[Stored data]
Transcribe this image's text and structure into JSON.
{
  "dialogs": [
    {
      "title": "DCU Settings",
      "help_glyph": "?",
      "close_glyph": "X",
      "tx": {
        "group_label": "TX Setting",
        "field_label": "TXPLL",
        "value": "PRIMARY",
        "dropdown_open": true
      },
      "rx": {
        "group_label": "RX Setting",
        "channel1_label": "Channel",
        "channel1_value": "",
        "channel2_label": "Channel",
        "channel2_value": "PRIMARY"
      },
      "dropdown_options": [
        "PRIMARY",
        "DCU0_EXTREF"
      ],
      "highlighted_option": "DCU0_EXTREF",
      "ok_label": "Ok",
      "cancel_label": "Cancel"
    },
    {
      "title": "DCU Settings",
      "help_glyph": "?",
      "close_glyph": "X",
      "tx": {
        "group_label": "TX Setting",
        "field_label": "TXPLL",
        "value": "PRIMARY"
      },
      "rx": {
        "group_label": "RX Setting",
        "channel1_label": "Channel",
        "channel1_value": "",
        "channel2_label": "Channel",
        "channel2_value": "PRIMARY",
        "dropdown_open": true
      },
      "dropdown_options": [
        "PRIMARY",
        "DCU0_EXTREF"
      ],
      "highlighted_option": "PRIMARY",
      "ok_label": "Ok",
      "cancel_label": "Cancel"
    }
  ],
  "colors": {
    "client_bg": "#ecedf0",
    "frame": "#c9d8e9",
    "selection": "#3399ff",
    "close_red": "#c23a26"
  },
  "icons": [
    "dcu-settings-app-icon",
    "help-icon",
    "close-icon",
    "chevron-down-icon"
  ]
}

> _WHAT YOU HAVE TO DO_: Make an exact copy of the records.

> _EXERCISE OUTPUT_:
Transcribe this image's text and structure into JSON.
{
  "dialogs": [
    {
      "title": "DCU Settings",
      "help_glyph": "?",
      "close_glyph": "X",
      "tx": {
        "group_label": "TX Setting",
        "field_label": "TXPLL",
        "value": "PRIMARY",
        "dropdown_open": true
      },
      "rx": {
        "group_label": "RX Setting",
        "channel1_label": "Channel",
        "channel1_value": "",
        "channel2_label": "Channel",
        "channel2_value": "PRIMARY"
      },
      "dropdown_options": [
        "PRIMARY",
        "DCU0_EXTREF"
      ],
      "highlighted_option": "DCU0_EXTREF",
      "ok_label": "Ok",
      "cancel_label": "Cancel"
    },
    {
      "title": "DCU Settings",
      "help_glyph": "?",
      "close_glyph": "X",
      "tx": {
        "group_label": "TX Setting",
        "field_label": "TXPLL",
        "value": "PRIMARY"
      },
      "rx": {
        "group_label": "RX Setting",
        "channel1_label": "Channel",
        "channel1_value": "",
        "channel2_label": "Channel",
        "channel2_value": "PRIMARY",
        "dropdown_open": true
      },
      "dropdown_options": [
        "PRIMARY",
        "DCU0_EXTREF"
      ],
      "highlighted_option": "PRIMARY",
      "ok_label": "Ok",
      "cancel_label": "Cancel"
    }
  ],
  "colors": {
    "client_bg": "#ecedf0",
    "frame": "#c9d8e9",
    "selection": "#3399ff",
    "close_red": "#c23a26"
  },
  "icons": [
    "dcu-settings-app-icon",
    "help-icon",
    "close-icon",
    "chevron-down-icon"
  ]
}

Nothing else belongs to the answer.